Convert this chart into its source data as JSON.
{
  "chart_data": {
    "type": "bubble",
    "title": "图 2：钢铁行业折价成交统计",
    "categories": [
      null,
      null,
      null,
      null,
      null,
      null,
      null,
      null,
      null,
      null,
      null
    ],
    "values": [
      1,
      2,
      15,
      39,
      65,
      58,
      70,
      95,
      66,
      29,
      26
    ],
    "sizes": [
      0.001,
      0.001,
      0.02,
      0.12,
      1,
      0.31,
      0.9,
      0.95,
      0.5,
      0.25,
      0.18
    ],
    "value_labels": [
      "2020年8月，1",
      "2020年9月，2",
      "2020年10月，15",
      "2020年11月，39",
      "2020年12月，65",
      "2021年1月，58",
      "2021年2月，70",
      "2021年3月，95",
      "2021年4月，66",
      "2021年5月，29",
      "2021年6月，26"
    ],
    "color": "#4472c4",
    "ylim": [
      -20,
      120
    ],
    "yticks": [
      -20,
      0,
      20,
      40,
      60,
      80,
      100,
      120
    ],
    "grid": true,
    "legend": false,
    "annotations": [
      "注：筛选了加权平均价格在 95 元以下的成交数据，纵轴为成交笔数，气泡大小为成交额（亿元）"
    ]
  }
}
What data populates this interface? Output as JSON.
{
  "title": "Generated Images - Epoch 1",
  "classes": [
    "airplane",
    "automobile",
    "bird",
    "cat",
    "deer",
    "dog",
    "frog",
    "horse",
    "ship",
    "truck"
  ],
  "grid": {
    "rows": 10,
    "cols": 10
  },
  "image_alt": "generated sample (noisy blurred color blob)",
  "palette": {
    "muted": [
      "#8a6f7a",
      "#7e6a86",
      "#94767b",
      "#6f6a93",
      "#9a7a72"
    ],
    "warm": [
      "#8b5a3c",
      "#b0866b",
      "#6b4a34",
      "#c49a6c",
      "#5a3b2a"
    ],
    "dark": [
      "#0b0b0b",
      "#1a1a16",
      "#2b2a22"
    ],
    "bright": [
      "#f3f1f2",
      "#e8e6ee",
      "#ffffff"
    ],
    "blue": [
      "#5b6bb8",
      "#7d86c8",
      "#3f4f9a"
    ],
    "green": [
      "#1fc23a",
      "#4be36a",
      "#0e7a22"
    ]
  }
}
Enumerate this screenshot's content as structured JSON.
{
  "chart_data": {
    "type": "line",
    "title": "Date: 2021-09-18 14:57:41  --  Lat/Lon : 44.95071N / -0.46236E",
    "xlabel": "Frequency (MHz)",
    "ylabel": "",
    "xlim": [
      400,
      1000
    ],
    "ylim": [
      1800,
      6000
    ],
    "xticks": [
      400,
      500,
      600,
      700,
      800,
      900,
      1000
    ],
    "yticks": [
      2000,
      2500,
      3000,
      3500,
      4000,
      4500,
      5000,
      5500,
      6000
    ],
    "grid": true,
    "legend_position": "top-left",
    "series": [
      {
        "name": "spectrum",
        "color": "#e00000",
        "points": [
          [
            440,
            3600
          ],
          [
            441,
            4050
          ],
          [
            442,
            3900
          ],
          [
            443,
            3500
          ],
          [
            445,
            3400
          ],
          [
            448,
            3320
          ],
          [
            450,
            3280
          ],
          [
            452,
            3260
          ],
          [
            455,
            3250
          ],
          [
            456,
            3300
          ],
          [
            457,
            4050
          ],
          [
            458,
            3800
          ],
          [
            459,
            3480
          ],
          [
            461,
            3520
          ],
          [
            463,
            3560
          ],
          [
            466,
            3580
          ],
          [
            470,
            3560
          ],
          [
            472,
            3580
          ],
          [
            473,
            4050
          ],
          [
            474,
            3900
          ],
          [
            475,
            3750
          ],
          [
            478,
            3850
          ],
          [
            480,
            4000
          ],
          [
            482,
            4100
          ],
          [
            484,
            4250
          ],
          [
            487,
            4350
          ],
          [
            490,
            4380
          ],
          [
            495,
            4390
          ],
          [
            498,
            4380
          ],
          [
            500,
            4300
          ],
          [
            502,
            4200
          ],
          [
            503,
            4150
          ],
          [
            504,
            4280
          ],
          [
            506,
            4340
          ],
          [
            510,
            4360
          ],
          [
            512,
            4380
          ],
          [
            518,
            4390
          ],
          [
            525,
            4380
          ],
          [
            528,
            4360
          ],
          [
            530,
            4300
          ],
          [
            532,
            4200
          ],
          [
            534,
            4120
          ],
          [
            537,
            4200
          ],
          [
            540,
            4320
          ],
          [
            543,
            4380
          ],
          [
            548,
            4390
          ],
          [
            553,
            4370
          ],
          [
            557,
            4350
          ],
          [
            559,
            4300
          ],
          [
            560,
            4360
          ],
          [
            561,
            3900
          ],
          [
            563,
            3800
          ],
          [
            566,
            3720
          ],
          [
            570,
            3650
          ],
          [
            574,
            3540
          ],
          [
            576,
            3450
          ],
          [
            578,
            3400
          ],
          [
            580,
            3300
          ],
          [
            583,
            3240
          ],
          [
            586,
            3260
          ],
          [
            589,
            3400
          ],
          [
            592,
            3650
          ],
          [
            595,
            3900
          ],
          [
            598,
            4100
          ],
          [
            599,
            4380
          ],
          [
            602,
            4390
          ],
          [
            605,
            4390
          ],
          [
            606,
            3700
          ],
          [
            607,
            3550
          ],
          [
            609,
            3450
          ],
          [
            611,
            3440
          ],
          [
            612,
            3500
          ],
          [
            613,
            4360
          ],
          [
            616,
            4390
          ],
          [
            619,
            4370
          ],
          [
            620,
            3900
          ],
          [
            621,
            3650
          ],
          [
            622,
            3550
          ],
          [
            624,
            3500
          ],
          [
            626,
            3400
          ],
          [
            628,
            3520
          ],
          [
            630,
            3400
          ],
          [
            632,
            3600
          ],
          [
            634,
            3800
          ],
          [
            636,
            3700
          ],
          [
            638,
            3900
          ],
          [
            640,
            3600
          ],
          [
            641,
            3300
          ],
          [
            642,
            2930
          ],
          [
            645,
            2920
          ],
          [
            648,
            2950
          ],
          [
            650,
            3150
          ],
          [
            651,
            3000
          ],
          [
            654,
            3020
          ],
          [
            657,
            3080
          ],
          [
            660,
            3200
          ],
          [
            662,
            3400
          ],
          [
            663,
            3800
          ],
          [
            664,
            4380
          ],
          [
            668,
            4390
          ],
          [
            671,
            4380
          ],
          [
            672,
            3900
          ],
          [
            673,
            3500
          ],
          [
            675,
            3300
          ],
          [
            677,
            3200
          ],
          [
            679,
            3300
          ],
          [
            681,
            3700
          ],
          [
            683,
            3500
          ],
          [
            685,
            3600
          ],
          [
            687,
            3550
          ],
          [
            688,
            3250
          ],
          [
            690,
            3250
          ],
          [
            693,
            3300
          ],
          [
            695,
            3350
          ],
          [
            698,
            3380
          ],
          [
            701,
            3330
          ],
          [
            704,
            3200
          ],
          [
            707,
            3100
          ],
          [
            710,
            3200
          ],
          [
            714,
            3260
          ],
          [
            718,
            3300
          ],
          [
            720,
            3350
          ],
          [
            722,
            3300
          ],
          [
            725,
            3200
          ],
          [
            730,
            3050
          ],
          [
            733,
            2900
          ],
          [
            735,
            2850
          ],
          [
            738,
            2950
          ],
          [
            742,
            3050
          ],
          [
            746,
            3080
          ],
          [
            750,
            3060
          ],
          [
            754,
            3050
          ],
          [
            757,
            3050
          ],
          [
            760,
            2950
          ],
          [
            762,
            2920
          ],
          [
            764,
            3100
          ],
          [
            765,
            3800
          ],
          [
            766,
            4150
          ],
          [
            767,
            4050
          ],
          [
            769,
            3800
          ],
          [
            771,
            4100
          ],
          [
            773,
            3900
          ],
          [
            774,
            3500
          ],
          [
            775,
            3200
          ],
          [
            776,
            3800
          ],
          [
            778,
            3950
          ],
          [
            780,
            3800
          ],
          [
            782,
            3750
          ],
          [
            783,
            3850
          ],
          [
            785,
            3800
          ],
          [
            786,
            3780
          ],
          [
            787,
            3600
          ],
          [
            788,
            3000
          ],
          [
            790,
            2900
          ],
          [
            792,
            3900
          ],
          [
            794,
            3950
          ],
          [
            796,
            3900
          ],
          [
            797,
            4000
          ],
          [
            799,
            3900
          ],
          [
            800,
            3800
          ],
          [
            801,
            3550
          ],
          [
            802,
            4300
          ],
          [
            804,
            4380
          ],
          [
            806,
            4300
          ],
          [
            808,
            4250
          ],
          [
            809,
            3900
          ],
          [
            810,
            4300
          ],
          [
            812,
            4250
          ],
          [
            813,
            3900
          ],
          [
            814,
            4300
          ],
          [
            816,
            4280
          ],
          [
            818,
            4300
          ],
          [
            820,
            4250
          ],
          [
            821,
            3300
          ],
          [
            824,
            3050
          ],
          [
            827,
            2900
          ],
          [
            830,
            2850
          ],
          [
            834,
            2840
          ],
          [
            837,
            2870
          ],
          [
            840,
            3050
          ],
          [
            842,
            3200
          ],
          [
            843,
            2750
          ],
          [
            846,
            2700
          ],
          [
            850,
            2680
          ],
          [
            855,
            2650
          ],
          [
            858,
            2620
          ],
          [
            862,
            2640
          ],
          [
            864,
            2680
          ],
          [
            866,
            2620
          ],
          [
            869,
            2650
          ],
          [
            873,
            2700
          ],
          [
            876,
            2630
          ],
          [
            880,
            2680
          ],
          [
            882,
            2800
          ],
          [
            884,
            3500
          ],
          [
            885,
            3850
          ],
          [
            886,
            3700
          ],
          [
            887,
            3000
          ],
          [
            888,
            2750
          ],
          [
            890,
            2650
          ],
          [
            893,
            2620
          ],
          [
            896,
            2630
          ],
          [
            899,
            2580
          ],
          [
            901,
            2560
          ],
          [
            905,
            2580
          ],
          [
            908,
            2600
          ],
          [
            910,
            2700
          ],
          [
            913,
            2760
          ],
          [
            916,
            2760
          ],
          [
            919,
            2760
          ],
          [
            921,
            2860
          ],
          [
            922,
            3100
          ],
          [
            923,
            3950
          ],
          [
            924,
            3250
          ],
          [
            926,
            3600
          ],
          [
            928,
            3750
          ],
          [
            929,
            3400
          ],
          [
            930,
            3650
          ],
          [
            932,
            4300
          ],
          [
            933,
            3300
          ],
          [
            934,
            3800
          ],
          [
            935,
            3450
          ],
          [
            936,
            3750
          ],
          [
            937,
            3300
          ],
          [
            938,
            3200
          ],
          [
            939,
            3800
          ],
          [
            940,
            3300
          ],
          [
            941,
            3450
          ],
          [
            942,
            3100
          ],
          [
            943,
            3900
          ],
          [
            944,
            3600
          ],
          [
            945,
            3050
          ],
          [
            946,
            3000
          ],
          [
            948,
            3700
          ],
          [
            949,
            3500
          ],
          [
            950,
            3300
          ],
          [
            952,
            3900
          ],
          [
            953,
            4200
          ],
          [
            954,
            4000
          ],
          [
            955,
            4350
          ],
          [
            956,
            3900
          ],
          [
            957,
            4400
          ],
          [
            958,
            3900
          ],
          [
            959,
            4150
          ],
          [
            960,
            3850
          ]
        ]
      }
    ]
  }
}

* **Given exercise**
Wherever "this" shows up in a line, copy that line.

* **Task result**
Convert this chart into its source data as JSON.
What data populates this interface? Output as JSON.
Enumerate this screenshot's content as structured JSON.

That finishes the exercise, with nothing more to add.